* Exercise
Which lines include the word "vodu"? Copy each of them.

(Data entries)
——

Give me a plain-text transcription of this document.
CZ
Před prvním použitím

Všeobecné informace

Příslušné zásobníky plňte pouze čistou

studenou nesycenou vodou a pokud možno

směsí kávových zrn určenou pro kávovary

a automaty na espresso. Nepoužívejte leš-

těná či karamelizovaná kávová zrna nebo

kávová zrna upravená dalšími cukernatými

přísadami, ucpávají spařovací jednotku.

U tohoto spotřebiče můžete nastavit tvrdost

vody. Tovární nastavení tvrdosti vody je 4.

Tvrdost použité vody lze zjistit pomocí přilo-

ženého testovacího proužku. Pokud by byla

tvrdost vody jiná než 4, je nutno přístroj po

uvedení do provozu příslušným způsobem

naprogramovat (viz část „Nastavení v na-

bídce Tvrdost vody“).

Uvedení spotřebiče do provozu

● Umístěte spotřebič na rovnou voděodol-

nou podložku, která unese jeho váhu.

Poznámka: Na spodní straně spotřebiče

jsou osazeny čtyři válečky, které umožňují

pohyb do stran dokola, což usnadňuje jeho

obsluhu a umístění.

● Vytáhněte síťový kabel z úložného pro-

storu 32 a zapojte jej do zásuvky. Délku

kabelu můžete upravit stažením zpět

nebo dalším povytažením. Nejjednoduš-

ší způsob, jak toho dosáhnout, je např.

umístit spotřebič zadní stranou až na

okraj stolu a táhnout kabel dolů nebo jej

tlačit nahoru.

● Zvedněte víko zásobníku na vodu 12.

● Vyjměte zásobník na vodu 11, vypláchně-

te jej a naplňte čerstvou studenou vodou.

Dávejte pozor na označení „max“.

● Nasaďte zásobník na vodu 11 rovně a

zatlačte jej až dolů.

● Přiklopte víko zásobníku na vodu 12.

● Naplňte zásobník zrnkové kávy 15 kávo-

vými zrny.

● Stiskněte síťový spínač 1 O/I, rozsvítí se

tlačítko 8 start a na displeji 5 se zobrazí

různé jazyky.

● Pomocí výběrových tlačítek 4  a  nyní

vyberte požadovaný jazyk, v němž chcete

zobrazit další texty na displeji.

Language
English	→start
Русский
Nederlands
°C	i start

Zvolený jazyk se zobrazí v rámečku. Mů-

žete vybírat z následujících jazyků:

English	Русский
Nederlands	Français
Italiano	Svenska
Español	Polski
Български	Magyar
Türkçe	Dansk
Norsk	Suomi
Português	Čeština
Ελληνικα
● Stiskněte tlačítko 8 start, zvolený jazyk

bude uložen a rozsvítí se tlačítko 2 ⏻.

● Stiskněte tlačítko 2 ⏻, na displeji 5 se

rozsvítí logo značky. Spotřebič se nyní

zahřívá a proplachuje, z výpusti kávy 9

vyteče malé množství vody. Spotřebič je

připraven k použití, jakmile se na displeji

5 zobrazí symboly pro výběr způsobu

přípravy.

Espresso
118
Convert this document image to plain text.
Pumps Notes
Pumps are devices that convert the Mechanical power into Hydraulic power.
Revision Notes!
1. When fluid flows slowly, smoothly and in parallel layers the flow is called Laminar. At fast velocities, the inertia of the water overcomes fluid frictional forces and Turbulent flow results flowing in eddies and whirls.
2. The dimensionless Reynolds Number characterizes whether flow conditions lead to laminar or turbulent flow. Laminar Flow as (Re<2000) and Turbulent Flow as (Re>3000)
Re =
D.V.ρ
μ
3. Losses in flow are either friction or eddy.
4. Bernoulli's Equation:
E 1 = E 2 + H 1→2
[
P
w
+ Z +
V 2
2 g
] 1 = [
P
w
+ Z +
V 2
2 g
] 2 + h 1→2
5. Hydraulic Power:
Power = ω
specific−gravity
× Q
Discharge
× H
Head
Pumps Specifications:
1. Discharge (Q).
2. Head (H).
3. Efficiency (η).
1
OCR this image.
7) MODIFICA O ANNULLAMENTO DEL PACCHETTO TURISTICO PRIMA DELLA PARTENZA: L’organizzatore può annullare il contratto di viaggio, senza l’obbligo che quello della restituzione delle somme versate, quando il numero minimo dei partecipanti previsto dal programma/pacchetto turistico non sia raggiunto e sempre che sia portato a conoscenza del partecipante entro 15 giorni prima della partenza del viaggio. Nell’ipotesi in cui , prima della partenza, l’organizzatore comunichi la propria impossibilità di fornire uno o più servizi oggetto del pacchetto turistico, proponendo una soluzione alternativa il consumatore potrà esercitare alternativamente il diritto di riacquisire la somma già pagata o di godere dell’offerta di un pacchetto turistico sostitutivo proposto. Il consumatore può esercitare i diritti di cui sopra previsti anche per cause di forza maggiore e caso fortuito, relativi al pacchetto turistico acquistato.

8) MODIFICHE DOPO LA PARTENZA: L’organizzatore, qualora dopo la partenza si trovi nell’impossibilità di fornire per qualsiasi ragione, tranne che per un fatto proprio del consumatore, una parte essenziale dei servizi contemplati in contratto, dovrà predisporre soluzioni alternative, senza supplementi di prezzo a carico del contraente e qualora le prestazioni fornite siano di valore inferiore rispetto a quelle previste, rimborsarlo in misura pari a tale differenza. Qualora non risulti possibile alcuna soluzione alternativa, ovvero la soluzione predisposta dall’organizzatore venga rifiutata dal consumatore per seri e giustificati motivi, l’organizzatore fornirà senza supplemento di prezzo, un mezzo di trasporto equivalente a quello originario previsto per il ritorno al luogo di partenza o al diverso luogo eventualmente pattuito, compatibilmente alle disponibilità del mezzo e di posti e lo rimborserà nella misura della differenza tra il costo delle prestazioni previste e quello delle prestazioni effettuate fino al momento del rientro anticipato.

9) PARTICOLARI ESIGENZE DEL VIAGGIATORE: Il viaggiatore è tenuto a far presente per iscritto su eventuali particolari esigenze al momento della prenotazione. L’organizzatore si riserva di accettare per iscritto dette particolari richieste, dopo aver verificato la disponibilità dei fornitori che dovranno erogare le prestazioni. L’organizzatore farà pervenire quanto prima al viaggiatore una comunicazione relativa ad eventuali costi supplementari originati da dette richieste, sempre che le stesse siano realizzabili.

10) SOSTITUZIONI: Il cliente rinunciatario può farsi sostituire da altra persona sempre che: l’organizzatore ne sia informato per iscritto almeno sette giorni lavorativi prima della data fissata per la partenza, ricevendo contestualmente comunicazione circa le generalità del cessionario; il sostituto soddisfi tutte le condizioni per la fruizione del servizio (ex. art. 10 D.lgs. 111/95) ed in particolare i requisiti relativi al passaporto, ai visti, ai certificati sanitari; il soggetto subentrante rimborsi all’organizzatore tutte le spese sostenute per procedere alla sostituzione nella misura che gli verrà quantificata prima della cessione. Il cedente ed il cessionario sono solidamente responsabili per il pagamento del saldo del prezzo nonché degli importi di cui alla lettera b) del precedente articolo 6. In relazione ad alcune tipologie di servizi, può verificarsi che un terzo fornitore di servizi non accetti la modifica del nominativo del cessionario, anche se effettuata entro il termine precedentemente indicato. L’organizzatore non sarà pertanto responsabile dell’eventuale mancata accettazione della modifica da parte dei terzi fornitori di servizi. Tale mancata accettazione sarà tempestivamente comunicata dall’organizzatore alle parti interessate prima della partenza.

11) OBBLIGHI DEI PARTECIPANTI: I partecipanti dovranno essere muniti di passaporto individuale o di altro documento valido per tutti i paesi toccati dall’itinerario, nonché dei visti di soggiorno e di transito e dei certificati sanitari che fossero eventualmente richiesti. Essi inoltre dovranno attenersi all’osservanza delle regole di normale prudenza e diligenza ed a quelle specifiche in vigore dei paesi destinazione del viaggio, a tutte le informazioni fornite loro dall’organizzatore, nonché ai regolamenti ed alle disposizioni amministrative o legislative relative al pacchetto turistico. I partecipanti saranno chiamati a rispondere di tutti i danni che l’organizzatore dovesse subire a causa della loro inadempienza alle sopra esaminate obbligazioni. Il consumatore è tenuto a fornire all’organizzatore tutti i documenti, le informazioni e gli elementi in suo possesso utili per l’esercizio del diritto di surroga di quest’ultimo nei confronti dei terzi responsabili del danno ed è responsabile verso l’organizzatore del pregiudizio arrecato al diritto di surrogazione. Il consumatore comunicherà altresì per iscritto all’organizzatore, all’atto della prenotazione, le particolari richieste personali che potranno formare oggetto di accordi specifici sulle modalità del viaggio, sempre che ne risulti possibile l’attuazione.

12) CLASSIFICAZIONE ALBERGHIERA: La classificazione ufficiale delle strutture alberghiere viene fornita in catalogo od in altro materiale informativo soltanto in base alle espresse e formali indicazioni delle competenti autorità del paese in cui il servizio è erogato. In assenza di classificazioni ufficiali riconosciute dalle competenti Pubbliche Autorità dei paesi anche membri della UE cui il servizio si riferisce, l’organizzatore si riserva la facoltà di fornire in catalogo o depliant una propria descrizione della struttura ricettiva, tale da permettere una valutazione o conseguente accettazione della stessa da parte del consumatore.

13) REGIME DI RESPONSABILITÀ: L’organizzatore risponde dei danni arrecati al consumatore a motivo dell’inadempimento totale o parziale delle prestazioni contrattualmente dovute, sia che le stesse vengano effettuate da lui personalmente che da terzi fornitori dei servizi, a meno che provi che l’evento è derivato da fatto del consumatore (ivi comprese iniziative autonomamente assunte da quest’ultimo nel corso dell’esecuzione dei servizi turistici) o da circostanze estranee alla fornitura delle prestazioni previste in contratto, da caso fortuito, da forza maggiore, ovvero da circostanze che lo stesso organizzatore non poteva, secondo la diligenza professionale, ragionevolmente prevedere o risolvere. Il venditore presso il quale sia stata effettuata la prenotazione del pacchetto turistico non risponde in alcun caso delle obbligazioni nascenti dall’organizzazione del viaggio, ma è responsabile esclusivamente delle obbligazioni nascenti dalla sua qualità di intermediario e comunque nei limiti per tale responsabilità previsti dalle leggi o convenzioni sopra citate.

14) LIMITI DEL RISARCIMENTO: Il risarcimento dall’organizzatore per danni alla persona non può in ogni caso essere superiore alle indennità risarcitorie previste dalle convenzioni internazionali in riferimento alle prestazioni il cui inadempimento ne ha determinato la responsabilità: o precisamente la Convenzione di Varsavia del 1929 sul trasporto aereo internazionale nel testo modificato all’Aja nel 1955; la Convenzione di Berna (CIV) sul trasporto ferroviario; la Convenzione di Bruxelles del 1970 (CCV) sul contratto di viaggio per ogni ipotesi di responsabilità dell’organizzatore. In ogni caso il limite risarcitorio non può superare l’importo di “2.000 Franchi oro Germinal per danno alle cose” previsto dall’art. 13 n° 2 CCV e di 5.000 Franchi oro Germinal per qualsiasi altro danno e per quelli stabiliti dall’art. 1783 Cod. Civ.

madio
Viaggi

——

* Written reply
● Zvedněte víko zásobníku na vodu 12.
● Vyjměte zásobník na vodu 11, vypláchně-
● Nasaďte zásobník na vodu 11 rovně a
● Přiklopte víko zásobníku na vodu 12.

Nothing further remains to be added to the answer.